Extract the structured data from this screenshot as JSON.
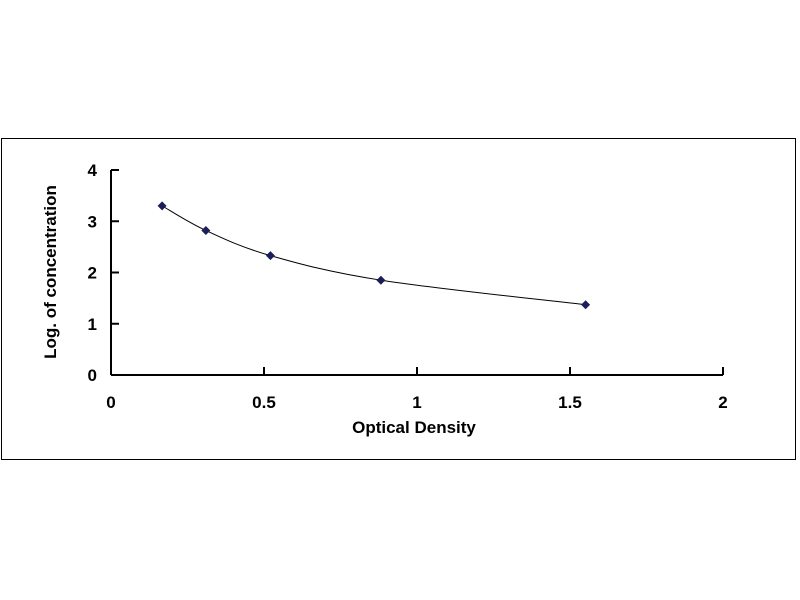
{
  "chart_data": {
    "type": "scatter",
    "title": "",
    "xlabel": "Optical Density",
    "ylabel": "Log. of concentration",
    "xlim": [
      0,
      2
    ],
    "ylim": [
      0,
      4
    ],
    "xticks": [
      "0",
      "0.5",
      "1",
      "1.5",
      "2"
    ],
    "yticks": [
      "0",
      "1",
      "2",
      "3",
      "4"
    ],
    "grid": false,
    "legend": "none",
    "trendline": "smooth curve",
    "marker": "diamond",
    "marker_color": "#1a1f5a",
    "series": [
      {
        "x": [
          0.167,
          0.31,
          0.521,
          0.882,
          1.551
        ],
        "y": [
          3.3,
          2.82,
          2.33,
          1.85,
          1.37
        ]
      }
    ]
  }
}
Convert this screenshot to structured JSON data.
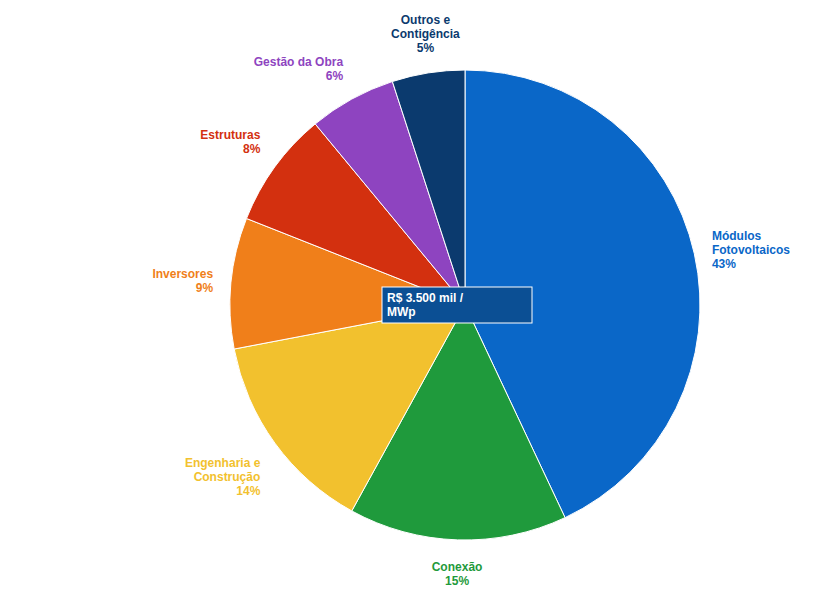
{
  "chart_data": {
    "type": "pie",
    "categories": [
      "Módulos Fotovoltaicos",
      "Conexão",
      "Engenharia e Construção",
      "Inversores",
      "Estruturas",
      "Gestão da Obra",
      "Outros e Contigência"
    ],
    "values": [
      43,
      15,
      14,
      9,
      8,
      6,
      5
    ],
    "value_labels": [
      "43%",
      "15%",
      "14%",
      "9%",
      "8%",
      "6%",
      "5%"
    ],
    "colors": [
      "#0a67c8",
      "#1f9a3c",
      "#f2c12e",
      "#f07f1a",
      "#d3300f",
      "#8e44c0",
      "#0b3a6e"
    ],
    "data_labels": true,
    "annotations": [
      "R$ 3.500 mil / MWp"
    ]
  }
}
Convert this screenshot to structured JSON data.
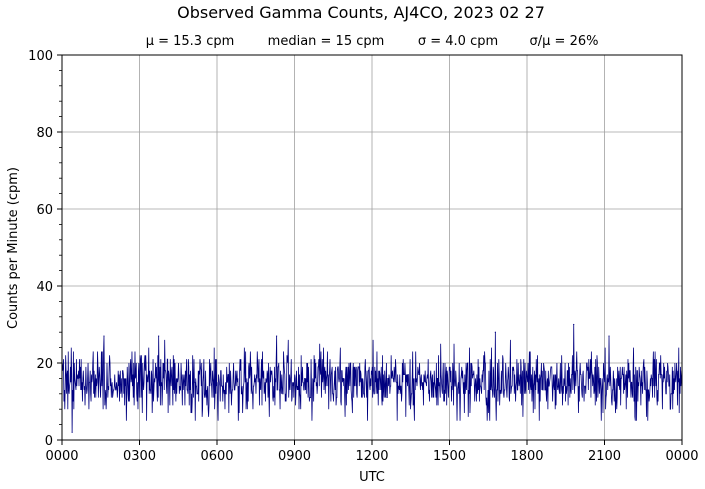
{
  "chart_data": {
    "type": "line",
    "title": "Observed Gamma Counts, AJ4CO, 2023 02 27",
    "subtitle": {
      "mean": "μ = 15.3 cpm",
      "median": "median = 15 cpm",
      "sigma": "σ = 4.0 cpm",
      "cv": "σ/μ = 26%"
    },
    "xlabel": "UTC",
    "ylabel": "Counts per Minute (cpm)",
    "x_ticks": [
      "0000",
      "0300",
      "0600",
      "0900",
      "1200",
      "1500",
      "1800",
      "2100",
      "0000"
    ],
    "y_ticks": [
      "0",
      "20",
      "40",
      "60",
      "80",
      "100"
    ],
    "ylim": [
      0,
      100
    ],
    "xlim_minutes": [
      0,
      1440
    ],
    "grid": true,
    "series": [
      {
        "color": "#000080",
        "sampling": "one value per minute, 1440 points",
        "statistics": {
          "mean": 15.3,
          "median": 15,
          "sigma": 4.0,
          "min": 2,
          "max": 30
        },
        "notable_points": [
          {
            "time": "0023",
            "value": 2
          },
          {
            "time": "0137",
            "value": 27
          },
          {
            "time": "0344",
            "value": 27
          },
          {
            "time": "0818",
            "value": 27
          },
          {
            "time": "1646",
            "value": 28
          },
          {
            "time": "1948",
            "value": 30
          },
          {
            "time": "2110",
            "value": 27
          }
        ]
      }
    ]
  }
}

_TASK PROMPT_. Do not include the images; transcribe the rest of the listing exactly.

_CORRECT RESPONSE_.
Extract the structured data from this screenshot as JSON.
{
  "chart_data": {
    "type": "scatter",
    "title": "",
    "xlabel": "Optical Density",
    "ylabel": "Log. of concentration",
    "xlim": [
      0,
      2
    ],
    "ylim": [
      0,
      4
    ],
    "xticks": [
      "0",
      "0.5",
      "1",
      "1.5",
      "2"
    ],
    "yticks": [
      "0",
      "1",
      "2",
      "3",
      "4"
    ],
    "grid": false,
    "legend": "none",
    "trendline": "smooth curve",
    "marker": "diamond",
    "marker_color": "#1a1f5a",
    "series": [
      {
        "x": [
          0.167,
          0.31,
          0.521,
          0.882,
          1.551
        ],
        "y": [
          3.3,
          2.82,
          2.33,
          1.85,
          1.37
        ]
      }
    ]
  }
}
Convert this screenshot to structured JSON data.
{
  "chart_data": {
    "type": "pie",
    "categories": [
      "Módulos Fotovoltaicos",
      "Conexão",
      "Engenharia e Construção",
      "Inversores",
      "Estruturas",
      "Gestão da Obra",
      "Outros e Contigência"
    ],
    "values": [
      43,
      15,
      14,
      9,
      8,
      6,
      5
    ],
    "value_labels": [
      "43%",
      "15%",
      "14%",
      "9%",
      "8%",
      "6%",
      "5%"
    ],
    "colors": [
      "#0a67c8",
      "#1f9a3c",
      "#f2c12e",
      "#f07f1a",
      "#d3300f",
      "#8e44c0",
      "#0b3a6e"
    ],
    "data_labels": true,
    "annotations": [
      "R$ 3.500 mil / MWp"
    ]
  }
}
Convert this screenshot to structured JSON data.
{
  "chart_data": {
    "type": "line",
    "title": "Observed Gamma Counts, AJ4CO, 2023 02 27",
    "subtitle": {
      "mean": "μ = 15.3 cpm",
      "median": "median = 15 cpm",
      "sigma": "σ = 4.0 cpm",
      "cv": "σ/μ = 26%"
    },
    "xlabel": "UTC",
    "ylabel": "Counts per Minute (cpm)",
    "x_ticks": [
      "0000",
      "0300",
      "0600",
      "0900",
      "1200",
      "1500",
      "1800",
      "2100",
      "0000"
    ],
    "y_ticks": [
      "0",
      "20",
      "40",
      "60",
      "80",
      "100"
    ],
    "ylim": [
      0,
      100
    ],
    "xlim_minutes": [
      0,
      1440
    ],
    "grid": true,
    "series": [
      {
        "color": "#000080",
        "sampling": "one value per minute, 1440 points",
        "statistics": {
          "mean": 15.3,
          "median": 15,
          "sigma": 4.0,
          "min": 2,
          "max": 30
        },
        "notable_points": [
          {
            "time": "0023",
            "value": 2
          },
          {
            "time": "0137",
            "value": 27
          },
          {
            "time": "0344",
            "value": 27
          },
          {
            "time": "0818",
            "value": 27
          },
          {
            "time": "1646",
            "value": 28
          },
          {
            "time": "1948",
            "value": 30
          },
          {
            "time": "2110",
            "value": 27
          }
        ]
      }
    ]
  }
}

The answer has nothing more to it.